Task statement. Count the lines below that contain "label". Give only the number.

+++

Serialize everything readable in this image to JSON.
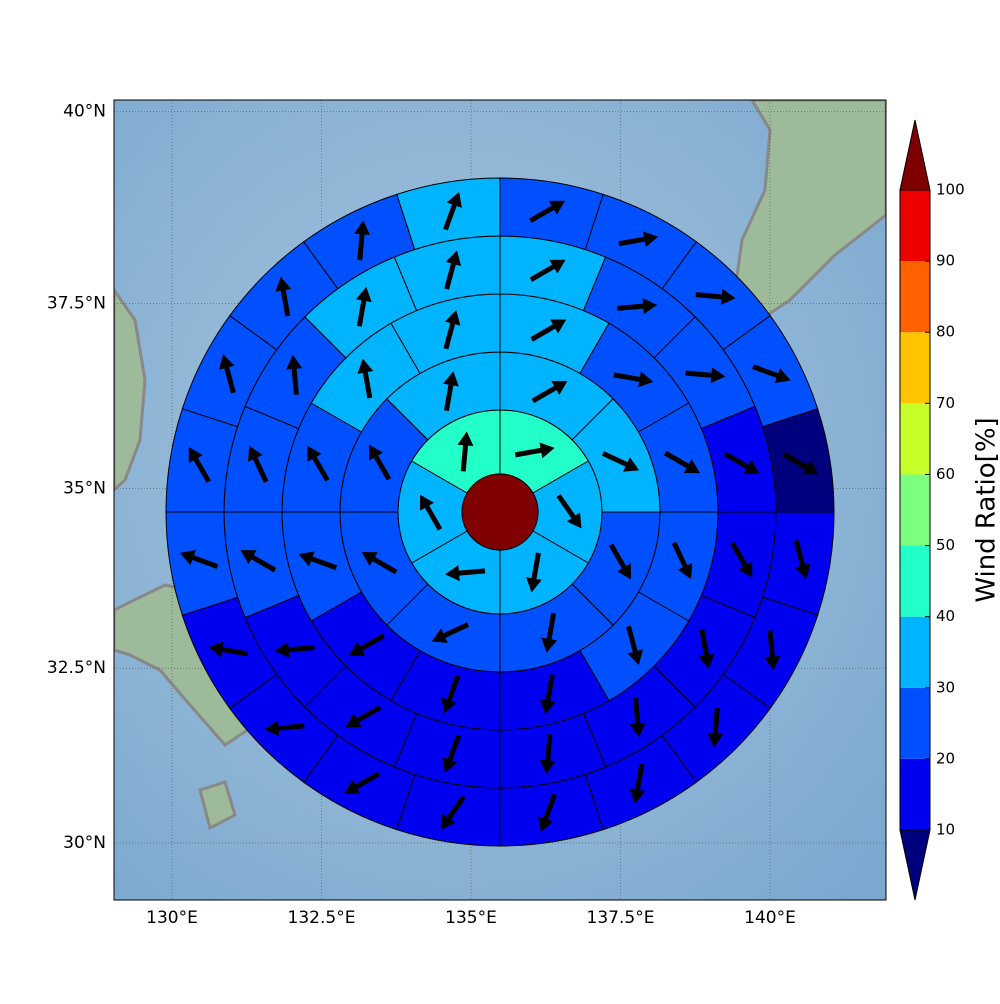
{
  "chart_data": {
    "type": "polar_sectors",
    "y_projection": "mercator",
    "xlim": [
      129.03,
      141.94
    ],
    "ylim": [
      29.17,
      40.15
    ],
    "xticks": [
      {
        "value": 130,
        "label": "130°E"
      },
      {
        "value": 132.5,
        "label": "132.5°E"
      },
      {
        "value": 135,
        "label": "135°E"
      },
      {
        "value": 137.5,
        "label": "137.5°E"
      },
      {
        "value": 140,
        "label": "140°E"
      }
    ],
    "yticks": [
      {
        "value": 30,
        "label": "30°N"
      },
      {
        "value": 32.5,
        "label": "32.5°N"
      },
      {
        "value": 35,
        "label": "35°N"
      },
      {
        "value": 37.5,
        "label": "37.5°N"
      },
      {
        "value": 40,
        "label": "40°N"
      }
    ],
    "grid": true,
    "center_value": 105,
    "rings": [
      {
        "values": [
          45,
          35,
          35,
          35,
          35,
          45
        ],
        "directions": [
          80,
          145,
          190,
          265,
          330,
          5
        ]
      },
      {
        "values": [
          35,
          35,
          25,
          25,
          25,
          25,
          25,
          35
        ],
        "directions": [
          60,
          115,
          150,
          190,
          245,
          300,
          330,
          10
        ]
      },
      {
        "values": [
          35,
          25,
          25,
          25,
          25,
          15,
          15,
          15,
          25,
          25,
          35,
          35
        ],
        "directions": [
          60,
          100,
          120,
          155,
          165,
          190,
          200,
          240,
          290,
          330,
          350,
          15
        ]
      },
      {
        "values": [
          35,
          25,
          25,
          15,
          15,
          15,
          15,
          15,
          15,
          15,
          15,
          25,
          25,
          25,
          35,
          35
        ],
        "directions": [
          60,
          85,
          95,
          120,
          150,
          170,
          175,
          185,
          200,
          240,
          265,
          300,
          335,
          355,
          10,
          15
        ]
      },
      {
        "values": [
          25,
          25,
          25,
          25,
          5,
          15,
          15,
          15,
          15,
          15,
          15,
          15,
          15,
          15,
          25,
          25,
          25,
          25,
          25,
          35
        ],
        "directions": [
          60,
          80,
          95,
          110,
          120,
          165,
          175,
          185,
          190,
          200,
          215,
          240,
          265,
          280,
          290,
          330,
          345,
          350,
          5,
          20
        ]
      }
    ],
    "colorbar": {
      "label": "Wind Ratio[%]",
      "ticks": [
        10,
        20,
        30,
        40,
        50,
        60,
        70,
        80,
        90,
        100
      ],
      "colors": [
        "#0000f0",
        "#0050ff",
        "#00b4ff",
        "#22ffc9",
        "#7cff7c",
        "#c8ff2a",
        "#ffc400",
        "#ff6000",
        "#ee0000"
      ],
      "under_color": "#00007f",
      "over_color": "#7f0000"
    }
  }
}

+++

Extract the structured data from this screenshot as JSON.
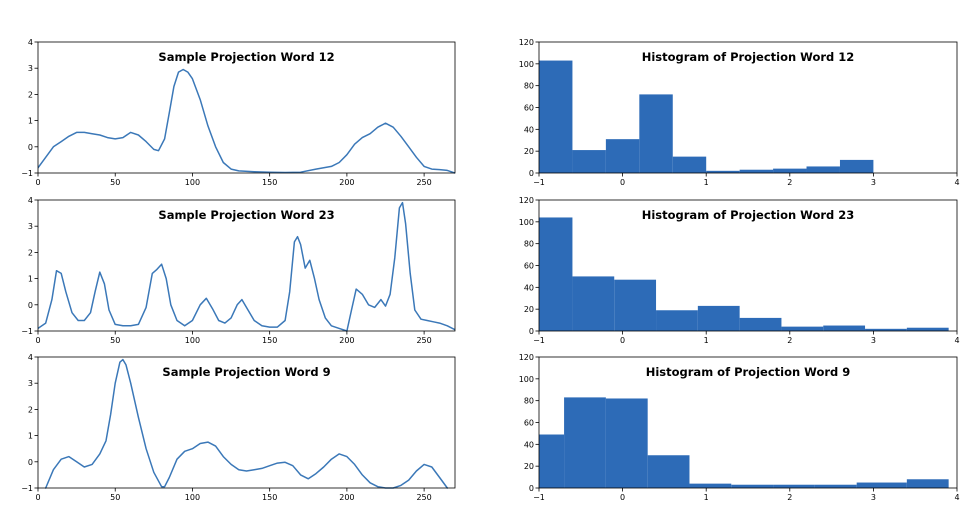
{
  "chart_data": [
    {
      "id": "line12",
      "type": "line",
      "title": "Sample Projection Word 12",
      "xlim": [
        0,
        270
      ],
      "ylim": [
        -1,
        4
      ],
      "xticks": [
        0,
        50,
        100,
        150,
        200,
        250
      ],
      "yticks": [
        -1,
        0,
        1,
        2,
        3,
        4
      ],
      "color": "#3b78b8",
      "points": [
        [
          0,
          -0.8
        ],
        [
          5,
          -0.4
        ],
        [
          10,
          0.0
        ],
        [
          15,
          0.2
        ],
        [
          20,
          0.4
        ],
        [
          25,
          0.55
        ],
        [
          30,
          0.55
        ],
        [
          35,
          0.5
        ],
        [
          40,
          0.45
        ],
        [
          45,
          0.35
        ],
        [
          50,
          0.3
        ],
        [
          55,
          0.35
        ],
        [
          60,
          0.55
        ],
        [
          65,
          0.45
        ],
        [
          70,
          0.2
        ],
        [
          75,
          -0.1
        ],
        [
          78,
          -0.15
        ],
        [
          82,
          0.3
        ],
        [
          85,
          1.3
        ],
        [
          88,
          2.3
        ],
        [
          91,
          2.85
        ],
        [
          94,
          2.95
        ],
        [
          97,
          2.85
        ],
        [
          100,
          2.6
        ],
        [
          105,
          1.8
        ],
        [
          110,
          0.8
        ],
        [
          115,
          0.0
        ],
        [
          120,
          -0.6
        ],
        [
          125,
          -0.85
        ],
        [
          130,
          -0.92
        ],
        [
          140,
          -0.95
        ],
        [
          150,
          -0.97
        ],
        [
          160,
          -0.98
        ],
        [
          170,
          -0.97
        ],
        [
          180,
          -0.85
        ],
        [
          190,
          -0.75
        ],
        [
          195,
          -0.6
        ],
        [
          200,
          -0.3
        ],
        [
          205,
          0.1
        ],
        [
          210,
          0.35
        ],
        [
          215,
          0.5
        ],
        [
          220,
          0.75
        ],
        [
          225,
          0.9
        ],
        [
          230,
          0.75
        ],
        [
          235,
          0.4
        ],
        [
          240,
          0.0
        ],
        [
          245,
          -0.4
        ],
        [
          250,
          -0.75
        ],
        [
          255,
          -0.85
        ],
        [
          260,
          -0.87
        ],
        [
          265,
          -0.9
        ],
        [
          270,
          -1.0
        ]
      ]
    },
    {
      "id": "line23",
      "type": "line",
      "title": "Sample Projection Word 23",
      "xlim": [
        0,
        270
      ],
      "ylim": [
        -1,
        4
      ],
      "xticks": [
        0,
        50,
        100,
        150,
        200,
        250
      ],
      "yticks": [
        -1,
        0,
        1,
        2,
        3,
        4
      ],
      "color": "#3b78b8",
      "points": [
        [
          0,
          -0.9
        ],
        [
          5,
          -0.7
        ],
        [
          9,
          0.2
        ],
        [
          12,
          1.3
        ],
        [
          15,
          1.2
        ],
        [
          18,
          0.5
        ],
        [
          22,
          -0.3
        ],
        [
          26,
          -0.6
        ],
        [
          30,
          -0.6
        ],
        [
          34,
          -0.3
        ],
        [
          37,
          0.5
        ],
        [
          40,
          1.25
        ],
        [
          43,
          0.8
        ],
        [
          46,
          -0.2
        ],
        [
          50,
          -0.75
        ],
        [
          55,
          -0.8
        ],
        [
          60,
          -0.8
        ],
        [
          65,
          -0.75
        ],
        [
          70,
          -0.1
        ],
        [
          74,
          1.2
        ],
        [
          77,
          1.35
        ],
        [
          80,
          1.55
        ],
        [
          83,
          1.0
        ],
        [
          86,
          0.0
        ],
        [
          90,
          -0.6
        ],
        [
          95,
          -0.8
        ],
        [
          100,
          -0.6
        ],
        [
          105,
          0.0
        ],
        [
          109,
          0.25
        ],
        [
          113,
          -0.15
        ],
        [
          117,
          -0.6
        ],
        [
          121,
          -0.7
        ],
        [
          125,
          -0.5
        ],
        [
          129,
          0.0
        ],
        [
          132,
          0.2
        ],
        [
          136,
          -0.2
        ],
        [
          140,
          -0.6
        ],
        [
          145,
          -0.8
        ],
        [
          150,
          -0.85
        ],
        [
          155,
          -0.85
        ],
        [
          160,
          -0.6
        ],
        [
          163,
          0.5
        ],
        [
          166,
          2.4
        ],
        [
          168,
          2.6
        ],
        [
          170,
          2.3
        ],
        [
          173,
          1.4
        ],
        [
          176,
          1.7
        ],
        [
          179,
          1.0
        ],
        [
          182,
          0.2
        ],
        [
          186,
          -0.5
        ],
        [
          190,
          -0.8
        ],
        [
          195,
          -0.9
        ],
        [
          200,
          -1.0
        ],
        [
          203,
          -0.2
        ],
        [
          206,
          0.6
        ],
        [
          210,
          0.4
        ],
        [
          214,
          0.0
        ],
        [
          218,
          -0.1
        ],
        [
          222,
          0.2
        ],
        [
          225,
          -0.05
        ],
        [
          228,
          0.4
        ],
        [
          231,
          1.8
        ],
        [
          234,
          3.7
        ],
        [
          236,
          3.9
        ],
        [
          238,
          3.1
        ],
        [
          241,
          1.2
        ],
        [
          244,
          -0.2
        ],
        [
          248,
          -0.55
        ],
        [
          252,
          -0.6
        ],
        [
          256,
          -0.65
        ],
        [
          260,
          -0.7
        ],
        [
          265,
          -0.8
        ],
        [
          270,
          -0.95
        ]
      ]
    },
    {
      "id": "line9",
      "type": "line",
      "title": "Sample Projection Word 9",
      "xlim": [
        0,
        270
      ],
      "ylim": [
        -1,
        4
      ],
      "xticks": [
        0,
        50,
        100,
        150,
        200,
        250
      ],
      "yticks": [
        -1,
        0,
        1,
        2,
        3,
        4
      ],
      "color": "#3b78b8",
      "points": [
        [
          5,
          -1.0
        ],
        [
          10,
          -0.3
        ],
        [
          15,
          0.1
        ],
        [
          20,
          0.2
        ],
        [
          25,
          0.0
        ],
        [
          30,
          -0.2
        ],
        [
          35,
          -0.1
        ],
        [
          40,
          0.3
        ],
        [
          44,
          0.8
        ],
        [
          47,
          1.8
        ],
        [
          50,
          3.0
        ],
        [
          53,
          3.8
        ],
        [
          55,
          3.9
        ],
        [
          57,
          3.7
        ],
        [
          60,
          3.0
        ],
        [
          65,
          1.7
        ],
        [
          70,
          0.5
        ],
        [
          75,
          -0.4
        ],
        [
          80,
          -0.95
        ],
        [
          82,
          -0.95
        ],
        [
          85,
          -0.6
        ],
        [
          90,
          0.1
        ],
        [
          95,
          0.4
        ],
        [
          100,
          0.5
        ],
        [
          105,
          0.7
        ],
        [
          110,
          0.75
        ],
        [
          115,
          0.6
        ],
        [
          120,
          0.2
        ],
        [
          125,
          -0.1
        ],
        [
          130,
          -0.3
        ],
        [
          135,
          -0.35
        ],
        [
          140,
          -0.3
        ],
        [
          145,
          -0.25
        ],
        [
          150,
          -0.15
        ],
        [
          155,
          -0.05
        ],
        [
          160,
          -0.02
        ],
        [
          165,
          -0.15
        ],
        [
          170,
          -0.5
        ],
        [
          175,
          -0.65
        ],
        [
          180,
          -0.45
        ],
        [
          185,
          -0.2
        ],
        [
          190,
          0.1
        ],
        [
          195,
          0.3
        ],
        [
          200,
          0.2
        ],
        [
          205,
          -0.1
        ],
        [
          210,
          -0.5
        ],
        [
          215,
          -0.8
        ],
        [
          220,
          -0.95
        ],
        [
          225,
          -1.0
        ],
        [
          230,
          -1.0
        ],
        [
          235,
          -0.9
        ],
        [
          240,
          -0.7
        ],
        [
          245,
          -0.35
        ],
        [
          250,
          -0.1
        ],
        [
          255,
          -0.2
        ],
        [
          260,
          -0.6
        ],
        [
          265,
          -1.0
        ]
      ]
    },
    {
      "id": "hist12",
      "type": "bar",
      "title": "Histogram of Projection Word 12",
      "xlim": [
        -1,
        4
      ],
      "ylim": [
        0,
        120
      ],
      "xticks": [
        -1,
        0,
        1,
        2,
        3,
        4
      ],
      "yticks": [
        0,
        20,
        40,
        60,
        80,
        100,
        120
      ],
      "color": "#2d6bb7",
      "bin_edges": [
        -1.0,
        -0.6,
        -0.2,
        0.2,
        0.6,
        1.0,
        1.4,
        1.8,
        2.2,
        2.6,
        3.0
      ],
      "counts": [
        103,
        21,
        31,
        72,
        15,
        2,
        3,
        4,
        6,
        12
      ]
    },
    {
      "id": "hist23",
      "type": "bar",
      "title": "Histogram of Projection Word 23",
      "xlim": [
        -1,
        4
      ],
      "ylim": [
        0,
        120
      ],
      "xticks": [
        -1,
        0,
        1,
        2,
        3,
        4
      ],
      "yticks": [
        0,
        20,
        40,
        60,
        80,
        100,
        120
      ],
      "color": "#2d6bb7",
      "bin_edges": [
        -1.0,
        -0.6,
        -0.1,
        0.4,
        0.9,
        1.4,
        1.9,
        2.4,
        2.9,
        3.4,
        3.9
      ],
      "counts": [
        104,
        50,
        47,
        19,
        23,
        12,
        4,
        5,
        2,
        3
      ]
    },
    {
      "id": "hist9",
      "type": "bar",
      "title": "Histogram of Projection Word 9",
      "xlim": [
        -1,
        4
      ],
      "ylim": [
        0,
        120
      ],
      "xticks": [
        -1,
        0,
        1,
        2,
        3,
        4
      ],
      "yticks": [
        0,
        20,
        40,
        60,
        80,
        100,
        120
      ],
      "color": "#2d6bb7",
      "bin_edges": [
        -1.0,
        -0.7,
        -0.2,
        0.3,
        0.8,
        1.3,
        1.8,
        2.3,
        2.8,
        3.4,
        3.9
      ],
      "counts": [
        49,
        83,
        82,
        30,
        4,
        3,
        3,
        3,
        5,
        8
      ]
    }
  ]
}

+++

Reply. 11